Directions
Search the material for the string "городского" and copy each line where it occurs.

— start of Exercise materials —

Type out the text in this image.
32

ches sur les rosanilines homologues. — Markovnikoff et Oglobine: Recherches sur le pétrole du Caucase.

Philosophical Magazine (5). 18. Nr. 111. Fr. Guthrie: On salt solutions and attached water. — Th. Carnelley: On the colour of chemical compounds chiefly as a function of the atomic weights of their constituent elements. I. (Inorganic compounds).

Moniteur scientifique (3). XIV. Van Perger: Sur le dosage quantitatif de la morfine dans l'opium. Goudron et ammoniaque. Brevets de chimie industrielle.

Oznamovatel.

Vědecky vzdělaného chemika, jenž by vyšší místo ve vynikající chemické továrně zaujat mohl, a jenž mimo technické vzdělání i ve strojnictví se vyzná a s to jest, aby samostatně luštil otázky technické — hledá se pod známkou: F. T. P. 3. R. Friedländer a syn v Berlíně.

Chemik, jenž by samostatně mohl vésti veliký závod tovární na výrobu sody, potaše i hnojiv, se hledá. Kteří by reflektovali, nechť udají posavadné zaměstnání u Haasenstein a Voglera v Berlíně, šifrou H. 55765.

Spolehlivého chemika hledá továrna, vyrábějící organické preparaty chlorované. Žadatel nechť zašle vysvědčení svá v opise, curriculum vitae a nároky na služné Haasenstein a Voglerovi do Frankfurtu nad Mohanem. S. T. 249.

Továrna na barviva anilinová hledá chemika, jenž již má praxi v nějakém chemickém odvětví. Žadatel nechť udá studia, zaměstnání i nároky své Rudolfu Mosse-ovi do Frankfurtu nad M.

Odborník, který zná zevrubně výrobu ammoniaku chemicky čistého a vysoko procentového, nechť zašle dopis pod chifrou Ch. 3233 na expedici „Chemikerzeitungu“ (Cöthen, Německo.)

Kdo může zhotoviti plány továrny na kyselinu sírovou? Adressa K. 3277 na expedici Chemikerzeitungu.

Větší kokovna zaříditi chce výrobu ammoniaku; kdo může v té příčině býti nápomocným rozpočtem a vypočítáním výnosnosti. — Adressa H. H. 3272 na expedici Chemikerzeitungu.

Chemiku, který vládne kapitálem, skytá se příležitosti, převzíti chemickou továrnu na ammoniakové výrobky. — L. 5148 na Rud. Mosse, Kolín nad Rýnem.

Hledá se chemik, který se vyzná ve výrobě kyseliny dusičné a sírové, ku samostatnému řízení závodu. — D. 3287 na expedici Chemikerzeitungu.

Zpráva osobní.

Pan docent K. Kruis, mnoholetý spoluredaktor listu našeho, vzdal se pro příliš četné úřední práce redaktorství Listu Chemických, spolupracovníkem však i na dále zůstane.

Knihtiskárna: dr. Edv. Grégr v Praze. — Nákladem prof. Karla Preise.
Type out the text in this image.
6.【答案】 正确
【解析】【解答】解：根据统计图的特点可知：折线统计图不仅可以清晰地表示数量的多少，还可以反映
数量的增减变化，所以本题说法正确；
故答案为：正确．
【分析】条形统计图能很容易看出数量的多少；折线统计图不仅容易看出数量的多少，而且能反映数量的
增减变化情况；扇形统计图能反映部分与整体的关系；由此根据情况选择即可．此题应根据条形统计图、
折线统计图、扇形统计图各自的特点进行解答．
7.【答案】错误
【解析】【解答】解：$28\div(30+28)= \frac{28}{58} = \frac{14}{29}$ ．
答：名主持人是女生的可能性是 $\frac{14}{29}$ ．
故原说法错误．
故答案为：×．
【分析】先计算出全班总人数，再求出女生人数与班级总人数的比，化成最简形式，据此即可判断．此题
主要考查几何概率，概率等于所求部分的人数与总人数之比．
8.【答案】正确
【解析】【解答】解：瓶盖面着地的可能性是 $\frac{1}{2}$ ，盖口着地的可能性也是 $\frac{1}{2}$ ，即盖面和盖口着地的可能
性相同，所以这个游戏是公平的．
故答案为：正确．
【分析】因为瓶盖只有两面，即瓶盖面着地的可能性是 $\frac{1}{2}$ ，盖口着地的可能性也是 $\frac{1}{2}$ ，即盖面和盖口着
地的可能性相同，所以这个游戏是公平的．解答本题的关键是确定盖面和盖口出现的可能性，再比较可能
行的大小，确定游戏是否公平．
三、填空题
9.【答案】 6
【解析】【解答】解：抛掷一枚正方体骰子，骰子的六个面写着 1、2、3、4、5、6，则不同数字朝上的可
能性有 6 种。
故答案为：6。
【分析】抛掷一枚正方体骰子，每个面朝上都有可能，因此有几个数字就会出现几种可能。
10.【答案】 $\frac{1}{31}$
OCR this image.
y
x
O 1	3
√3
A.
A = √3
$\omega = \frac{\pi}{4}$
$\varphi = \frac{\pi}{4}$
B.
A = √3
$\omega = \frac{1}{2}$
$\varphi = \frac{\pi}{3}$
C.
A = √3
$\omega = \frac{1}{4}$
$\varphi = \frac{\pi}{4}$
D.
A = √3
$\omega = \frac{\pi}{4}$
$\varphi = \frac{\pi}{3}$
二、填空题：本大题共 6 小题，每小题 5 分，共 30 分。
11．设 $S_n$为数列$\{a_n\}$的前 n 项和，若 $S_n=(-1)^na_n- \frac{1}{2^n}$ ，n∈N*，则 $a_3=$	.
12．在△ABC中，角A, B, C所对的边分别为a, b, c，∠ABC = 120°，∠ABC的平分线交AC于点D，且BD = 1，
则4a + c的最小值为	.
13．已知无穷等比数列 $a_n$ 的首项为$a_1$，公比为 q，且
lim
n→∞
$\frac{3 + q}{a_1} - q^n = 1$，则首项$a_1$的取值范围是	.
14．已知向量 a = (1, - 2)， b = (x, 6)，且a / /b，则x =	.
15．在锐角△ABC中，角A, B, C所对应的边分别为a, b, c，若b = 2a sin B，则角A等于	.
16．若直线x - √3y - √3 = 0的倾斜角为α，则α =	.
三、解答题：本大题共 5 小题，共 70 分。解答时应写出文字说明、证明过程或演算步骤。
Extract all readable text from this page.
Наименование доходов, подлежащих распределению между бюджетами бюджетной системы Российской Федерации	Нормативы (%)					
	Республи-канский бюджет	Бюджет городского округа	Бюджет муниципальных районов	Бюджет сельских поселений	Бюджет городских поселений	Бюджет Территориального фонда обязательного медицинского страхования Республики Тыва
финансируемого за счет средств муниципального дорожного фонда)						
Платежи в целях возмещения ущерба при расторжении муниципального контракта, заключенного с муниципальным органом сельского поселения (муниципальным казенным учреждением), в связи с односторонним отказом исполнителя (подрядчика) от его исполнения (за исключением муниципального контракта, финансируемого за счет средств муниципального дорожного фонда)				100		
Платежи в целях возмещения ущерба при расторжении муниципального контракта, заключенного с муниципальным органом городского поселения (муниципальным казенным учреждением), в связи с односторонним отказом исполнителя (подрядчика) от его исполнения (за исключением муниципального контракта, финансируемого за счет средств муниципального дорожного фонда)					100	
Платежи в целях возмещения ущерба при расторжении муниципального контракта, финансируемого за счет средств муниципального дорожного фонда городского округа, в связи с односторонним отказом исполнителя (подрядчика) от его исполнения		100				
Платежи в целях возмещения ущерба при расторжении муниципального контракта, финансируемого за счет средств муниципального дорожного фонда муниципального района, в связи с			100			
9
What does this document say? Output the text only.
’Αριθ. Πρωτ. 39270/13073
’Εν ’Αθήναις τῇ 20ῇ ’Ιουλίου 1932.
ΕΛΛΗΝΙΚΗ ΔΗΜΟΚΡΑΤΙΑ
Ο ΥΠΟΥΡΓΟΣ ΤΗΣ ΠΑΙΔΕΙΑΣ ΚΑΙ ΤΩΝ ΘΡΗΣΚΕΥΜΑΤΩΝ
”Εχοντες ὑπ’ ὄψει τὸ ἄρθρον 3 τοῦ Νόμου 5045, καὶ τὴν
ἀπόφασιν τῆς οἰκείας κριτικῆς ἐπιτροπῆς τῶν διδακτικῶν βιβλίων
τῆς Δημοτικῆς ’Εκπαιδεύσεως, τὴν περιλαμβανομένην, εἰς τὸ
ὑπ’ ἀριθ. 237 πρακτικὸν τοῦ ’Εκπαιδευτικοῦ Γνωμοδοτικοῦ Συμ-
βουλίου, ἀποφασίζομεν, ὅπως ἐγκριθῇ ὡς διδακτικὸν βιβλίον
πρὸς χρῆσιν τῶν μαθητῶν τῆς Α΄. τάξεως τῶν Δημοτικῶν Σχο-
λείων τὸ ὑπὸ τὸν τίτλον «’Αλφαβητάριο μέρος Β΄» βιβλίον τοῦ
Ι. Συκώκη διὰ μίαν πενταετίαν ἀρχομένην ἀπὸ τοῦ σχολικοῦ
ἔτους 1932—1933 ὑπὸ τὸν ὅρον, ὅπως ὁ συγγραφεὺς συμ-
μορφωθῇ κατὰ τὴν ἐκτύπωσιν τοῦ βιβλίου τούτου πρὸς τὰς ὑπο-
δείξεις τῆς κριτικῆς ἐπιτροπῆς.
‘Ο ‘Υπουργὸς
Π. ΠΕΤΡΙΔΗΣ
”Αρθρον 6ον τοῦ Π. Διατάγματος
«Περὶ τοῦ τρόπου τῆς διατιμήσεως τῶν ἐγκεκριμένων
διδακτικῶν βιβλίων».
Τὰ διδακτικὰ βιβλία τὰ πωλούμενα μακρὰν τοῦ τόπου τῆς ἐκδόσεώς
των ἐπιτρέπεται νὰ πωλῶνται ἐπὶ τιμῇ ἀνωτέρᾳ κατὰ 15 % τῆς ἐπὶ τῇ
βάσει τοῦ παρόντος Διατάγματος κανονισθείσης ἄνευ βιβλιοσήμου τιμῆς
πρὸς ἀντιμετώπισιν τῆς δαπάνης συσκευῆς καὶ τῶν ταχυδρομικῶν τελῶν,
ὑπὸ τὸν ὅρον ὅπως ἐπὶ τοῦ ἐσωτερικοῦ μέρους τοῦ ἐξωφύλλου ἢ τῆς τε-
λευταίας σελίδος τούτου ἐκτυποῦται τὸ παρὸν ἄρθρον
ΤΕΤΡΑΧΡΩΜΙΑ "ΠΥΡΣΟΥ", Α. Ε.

— end of Exercise materials —

Solution to the problem
	Республи-канский бюджет	Бюджет городского округа	Бюджет муниципальных районов	Бюджет сельских поселений	Бюджет городских поселений	Бюджет Территориального фонда обязательного медицинского страхования Республики Тыва
Платежи в целях возмещения ущерба при расторжении муниципального контракта, заключенного с муниципальным органом городского поселения (муниципальным казенным учреждением), в связи с односторонним отказом исполнителя (подрядчика) от его исполнения (за исключением муниципального контракта, финансируемого за счет средств муниципального дорожного фонда)					100	
Платежи в целях возмещения ущерба при расторжении муниципального контракта, финансируемого за счет средств муниципального дорожного фонда городского округа, в связи с односторонним отказом исполнителя (подрядчика) от его исполнения		100				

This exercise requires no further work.